# START OF EXTRACTED ENTRIES
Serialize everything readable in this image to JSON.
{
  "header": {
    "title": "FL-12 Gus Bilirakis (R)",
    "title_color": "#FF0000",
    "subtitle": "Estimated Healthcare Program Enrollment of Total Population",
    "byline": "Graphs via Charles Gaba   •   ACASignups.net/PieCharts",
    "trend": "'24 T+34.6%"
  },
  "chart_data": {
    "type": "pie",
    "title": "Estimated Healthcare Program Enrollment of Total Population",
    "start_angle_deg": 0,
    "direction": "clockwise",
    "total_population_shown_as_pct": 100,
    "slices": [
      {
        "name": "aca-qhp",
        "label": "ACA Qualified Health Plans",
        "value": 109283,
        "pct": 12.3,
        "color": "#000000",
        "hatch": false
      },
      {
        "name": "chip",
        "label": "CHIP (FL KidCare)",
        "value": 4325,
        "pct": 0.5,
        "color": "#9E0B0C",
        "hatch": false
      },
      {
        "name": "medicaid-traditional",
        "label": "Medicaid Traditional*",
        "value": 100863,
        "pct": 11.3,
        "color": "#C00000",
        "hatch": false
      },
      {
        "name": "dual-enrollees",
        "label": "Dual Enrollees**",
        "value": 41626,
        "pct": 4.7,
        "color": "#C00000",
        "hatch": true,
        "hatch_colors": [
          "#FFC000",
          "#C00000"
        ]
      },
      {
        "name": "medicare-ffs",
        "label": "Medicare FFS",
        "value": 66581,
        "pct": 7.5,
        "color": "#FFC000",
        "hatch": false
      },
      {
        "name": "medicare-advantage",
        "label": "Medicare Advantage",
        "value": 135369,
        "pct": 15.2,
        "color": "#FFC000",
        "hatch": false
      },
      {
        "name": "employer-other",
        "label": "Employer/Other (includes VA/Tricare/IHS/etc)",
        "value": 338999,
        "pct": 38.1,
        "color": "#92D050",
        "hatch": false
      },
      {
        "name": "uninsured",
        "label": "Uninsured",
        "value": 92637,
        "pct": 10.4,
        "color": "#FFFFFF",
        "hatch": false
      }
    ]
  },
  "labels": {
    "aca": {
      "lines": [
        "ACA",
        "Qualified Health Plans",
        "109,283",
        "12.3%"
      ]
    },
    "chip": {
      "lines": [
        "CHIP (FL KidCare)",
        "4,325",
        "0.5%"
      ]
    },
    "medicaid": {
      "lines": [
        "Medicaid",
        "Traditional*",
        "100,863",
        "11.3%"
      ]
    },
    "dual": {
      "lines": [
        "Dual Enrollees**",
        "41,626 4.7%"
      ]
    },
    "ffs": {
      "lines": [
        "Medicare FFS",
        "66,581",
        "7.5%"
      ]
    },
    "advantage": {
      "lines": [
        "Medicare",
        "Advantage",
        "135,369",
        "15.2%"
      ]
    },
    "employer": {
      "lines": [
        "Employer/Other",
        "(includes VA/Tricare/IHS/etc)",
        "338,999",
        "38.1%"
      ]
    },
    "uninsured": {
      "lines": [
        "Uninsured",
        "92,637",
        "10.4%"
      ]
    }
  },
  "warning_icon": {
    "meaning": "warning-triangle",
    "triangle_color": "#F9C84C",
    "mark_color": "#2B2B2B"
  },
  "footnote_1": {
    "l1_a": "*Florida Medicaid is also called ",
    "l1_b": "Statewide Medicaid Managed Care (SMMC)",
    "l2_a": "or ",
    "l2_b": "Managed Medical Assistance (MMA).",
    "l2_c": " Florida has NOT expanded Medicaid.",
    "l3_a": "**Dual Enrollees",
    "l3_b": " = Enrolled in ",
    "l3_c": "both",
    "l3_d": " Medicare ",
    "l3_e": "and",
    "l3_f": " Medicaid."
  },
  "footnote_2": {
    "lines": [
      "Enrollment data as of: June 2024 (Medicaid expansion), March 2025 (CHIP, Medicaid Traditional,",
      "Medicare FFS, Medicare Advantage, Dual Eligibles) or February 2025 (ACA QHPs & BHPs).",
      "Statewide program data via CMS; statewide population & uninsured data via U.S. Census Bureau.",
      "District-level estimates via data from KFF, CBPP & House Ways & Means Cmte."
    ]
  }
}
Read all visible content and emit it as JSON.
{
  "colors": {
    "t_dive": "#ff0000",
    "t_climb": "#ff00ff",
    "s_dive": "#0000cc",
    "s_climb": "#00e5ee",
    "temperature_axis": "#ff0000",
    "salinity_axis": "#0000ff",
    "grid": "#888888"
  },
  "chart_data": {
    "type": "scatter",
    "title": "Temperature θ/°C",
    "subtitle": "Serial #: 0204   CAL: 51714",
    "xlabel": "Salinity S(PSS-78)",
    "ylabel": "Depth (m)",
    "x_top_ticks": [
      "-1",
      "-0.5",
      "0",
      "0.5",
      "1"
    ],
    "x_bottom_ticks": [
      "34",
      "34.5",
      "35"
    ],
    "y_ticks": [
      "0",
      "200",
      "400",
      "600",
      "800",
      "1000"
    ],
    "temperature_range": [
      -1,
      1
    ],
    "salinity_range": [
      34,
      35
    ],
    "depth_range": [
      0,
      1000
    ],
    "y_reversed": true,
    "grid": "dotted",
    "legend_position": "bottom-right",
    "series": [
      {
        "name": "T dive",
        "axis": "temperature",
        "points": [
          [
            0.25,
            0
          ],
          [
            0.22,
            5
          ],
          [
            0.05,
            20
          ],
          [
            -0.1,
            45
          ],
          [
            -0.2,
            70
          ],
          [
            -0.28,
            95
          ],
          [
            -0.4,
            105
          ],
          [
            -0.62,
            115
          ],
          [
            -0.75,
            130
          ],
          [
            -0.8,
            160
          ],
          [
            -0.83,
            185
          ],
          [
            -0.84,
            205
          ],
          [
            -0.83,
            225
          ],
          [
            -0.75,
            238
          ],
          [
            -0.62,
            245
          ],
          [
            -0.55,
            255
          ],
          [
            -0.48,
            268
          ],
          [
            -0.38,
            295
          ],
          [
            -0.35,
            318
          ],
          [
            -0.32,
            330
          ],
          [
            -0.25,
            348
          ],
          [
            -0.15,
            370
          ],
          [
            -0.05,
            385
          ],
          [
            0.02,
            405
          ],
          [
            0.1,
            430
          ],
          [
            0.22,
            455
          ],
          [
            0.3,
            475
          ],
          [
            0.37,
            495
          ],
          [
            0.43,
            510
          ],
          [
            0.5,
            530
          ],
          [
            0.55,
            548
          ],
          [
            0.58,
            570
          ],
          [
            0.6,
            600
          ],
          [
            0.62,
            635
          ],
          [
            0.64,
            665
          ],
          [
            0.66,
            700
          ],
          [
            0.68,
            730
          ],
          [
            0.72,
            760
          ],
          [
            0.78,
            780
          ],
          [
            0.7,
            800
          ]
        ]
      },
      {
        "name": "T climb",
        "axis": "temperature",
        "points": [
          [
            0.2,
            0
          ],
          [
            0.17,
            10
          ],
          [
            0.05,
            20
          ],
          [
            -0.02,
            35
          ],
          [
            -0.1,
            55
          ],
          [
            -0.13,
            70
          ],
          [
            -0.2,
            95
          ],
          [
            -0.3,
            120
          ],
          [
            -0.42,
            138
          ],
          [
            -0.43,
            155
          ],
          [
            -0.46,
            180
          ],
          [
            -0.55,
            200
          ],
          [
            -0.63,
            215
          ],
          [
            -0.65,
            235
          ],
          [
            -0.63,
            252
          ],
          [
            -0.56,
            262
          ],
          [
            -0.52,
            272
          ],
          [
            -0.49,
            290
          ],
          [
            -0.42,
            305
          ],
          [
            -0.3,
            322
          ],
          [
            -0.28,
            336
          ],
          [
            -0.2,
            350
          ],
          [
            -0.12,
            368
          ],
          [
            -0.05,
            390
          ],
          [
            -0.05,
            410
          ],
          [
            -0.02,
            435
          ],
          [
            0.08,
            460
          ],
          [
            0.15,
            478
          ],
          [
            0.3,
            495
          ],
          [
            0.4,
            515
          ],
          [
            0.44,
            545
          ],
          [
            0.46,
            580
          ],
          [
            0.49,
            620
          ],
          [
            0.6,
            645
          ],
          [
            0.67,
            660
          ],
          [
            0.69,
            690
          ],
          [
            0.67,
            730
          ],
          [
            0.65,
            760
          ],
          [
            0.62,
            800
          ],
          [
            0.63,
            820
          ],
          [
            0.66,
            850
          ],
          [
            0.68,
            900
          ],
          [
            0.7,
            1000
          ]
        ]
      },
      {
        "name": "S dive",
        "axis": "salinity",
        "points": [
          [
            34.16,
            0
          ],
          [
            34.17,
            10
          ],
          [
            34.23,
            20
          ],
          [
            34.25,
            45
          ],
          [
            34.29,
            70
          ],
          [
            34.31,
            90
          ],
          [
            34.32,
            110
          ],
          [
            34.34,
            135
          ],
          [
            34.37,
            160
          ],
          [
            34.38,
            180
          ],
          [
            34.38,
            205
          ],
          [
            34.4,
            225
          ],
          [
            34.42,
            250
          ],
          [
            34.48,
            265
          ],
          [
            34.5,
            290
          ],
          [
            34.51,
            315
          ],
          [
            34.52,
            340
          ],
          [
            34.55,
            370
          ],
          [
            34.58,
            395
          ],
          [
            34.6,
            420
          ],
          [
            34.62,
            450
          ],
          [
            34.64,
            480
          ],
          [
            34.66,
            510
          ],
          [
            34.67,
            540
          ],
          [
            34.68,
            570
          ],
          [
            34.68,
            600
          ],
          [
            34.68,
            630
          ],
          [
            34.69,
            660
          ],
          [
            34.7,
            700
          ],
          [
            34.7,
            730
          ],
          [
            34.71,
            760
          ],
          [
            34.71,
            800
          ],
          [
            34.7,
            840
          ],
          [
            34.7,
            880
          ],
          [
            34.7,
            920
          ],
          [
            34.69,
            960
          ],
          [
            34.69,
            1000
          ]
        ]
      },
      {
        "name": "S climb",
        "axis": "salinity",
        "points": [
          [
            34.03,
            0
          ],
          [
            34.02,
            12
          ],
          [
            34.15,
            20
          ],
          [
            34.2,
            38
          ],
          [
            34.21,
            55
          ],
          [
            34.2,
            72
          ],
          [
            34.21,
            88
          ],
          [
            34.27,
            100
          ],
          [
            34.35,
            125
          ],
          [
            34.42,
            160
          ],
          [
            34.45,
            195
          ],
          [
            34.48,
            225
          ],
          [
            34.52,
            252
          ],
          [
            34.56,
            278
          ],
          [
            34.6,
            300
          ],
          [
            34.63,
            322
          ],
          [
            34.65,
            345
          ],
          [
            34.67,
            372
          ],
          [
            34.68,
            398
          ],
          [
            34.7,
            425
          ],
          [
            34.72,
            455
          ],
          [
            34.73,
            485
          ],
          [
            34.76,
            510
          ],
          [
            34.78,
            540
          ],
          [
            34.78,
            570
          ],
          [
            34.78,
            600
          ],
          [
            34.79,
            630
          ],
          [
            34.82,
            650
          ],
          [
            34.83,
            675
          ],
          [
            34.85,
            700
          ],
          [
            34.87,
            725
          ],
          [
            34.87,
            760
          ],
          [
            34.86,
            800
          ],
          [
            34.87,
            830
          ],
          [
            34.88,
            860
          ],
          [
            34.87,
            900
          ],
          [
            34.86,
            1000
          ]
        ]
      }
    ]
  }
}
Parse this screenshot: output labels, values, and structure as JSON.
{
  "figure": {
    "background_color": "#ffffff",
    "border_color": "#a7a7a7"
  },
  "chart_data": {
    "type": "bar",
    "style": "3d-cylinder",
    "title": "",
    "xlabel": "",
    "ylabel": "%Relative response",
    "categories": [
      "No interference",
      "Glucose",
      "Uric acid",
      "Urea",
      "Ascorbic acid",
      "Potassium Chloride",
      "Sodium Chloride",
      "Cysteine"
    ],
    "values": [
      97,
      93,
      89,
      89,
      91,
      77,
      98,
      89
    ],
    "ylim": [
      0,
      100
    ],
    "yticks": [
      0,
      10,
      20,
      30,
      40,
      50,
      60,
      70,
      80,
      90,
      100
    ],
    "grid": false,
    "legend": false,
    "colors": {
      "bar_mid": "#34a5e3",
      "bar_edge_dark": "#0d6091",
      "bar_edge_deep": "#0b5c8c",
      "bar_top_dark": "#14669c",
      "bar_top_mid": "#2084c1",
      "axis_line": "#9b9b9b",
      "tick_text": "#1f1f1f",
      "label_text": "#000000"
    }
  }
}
# END OF EXTRACTED ENTRIES
## BRIEF
Select and copy each line from the data that includes the word "labels".

## SOLUTION TO THIS PROBLEM
  "labels": {
Parse this screenshot: output labels, values, and structure as JSON.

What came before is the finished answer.